▸ **Problem to work on**
Reproduce word for word the part of the excerpt below on converting strings to numbers in C++, from "When programming, we" to "Intel Skylake processor.".

When programming, we often want to convert strings (e.g., “1.0e2”) into numbers (e.g., 100). In C++, we have many options. In a previous post, I reported that it is an expensive process when using the standard approach (streams).

Many people pointed out to me that there are faster alternatives. In C++, we can use the C approach (e.g., strtod). We can also use the from_chars function. The net result is slightly more complicated code.

do {
    number = strtod(s, &end);
    if(end == s) break;
    sum += number;
    s = end; 
} while (s < theend);

I use long strings (100,000 numbers), and the GNU GCC 8.3 compiler on an Intel Skylake processor.

integers (stream) 200 MB/s
integers (from_chars) 750 MB/s
floats (stream) 50 MB/s
floats (strtod) 90 MB/s

We see that for integers, the from_chars function almost four times faster than the stream approach. Unfortunately my compiler does not support the from_chars function when parsing floating-point numbers. However, I can rely on the similar C function (strtod). It is nearly twice as fast as the floating-point approach. Even so, it still costs nearly 38 cycles per byte to parse floating-point numbers.

▸ **Listing**
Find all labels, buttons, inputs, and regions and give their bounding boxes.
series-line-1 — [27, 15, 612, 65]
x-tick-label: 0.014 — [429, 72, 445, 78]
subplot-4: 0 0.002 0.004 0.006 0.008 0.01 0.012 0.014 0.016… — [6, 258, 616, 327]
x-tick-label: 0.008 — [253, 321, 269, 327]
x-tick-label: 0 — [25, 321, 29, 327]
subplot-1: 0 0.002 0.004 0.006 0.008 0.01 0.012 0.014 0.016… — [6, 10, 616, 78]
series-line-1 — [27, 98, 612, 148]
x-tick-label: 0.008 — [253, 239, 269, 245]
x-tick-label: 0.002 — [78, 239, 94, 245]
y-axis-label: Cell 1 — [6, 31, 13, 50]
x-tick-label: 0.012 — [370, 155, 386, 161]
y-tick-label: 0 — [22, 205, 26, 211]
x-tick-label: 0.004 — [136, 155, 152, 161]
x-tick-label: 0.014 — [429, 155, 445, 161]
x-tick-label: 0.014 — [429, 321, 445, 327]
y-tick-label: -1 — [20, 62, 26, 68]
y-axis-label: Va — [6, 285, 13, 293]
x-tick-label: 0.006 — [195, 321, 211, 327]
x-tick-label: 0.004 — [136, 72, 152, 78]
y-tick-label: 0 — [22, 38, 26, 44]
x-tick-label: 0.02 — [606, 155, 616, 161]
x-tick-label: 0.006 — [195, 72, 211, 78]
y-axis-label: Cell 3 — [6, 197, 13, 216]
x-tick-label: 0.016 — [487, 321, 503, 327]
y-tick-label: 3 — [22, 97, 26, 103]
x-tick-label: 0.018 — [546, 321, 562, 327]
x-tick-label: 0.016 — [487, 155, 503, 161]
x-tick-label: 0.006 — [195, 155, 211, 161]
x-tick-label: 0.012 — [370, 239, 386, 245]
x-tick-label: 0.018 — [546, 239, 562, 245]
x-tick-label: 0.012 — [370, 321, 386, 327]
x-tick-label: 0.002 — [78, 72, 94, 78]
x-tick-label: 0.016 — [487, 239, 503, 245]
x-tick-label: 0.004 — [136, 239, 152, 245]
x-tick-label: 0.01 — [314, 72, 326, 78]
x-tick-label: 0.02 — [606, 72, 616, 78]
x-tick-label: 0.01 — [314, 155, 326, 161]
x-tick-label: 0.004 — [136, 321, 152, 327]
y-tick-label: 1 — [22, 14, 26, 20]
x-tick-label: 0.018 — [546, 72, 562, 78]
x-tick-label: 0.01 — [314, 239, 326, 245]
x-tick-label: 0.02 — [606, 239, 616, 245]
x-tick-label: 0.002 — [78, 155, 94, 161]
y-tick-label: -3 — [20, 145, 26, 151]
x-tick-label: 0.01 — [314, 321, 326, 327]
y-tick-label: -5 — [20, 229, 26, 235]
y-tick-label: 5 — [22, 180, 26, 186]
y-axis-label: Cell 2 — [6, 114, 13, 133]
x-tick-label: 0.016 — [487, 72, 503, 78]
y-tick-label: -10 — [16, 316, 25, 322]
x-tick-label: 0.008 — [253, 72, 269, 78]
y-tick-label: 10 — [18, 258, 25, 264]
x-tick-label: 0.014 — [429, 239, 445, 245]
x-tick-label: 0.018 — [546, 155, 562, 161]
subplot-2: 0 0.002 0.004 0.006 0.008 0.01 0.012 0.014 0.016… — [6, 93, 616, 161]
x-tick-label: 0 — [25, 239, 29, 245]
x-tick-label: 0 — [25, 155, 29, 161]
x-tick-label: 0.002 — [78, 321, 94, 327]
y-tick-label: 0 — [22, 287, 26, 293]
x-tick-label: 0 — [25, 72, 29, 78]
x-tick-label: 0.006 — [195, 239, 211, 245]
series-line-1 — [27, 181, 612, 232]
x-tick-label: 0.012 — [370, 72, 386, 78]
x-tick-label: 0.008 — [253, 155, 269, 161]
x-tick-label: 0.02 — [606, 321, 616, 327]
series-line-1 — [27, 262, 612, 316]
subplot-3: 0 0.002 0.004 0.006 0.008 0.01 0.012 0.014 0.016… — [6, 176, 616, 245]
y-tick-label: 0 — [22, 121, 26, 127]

▸ **Exercise answer**
When programming, we often want to convert strings (e.g., “1.0e2”) into numbers (e.g., 100). In C++, we have many options. In a previous post, I reported that it is an expensive process when using the standard approach (streams).

Many people pointed out to me that there are faster alternatives. In C++, we can use the C approach (e.g., strtod). We can also use the from_chars function. The net result is slightly more complicated code.

do {
    number = strtod(s, &end);
    if(end == s) break;
    sum += number;
    s = end; 
} while (s < theend);

I use long strings (100,000 numbers), and the GNU GCC 8.3 compiler on an Intel Skylake processor.